* Stated task *
Gather every line in the records below that contains the word "none".

* Raw records *
********************
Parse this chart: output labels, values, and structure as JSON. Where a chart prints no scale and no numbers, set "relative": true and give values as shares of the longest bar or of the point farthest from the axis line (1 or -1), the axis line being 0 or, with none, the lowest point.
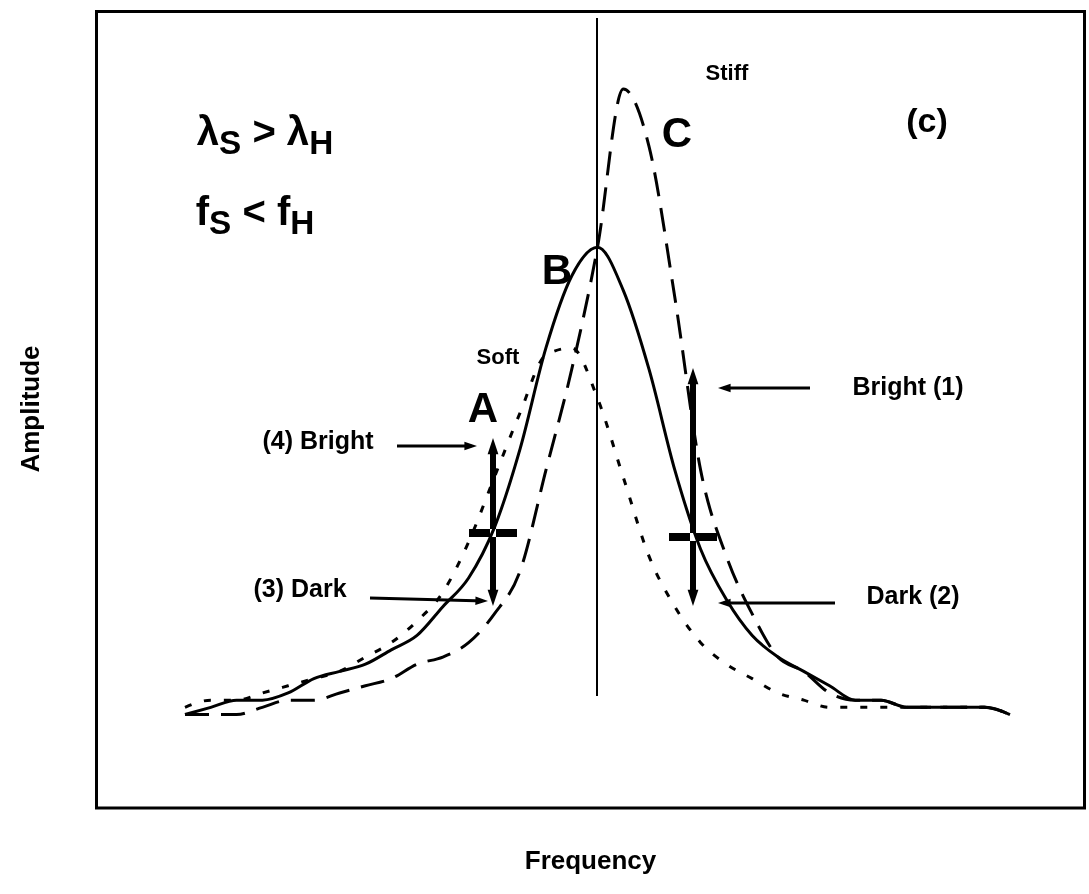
{
  "chart_data": {
    "type": "line",
    "xlabel": "Frequency",
    "ylabel": "Amplitude",
    "relative": true,
    "marker": "none",
    "legend": false,
    "grid": false,
    "categories": [
      null,
      null,
      null,
      null,
      null,
      null,
      null,
      null,
      null,
      null,
      null,
      null,
      null,
      null,
      null,
      null,
      null,
      null,
      null,
      null,
      null,
      null,
      null,
      null,
      null,
      null,
      null,
      null,
      null,
      null,
      null,
      null,
      null
    ],
    "series": [
      {
        "color": "#000000",
        "line_style": "solid",
        "values": [
          0.13,
          0.14,
          0.15,
          0.15,
          0.16,
          0.18,
          0.19,
          0.2,
          0.22,
          0.24,
          0.28,
          0.32,
          0.39,
          0.5,
          0.64,
          0.74,
          0.78,
          0.72,
          0.61,
          0.47,
          0.36,
          0.29,
          0.24,
          0.21,
          0.19,
          0.17,
          0.15,
          0.15,
          0.14,
          0.14,
          0.14,
          0.14,
          0.13
        ]
      },
      {
        "color": "#000000",
        "line_style": "dashed",
        "values": [
          0.13,
          0.13,
          0.13,
          0.14,
          0.15,
          0.15,
          0.16,
          0.17,
          0.18,
          0.2,
          0.21,
          0.23,
          0.27,
          0.33,
          0.47,
          0.61,
          0.78,
          1,
          0.92,
          0.71,
          0.47,
          0.35,
          0.27,
          0.21,
          0.19,
          0.16,
          0.15,
          0.15,
          0.14,
          0.14,
          0.14,
          0.14,
          0.13
        ]
      },
      {
        "color": "#000000",
        "line_style": "dotted",
        "values": [
          0.14,
          0.15,
          0.15,
          0.16,
          0.17,
          0.18,
          0.19,
          0.21,
          0.23,
          0.26,
          0.3,
          0.37,
          0.46,
          0.55,
          0.63,
          0.64,
          0.57,
          0.46,
          0.35,
          0.28,
          0.23,
          0.2,
          0.18,
          0.16,
          0.15,
          0.14,
          0.14,
          0.14,
          0.14,
          0.14,
          0.14,
          0.14,
          0.13
        ]
      }
    ],
    "annotations": [
      "λ$_{S}$ > λ$_{H}$",
      "f$_{S}$ < f$_{H}$",
      "(c)",
      "B",
      "C",
      "A",
      "Soft",
      "Stiff",
      "Bright (1)",
      "(4) Bright",
      "(3) Dark",
      "Dark (2)"
    ]
  }
}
********************
* Exercise solution *
Parse this chart: output labels, values, and structure as JSON. Where a chart prints no scale and no numbers, set "relative": true and give values as shares of the longest bar or of the point farthest from the axis line (1 or -1), the axis line being 0 or, with none, the lowest point.
    "marker": "none",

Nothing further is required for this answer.